[BEGIN Listed records]

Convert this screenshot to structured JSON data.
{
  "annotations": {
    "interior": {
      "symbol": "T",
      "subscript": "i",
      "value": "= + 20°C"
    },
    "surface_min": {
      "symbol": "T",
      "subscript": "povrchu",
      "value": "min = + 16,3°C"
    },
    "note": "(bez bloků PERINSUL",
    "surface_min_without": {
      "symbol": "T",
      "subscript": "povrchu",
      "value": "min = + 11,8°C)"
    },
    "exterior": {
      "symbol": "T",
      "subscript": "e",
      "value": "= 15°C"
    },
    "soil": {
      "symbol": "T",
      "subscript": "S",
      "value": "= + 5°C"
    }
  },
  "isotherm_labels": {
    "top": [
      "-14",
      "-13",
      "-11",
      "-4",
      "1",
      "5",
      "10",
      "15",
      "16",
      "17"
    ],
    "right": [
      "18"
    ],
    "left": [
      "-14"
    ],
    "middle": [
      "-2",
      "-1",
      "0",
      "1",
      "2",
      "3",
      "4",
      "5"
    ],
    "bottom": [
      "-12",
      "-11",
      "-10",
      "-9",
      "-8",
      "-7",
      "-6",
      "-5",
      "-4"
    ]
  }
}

[END Listed records]

→ **What you are asked to do**:
Report the number of lines above that contain the word "subscript", and only that number.

→ **Response**:
5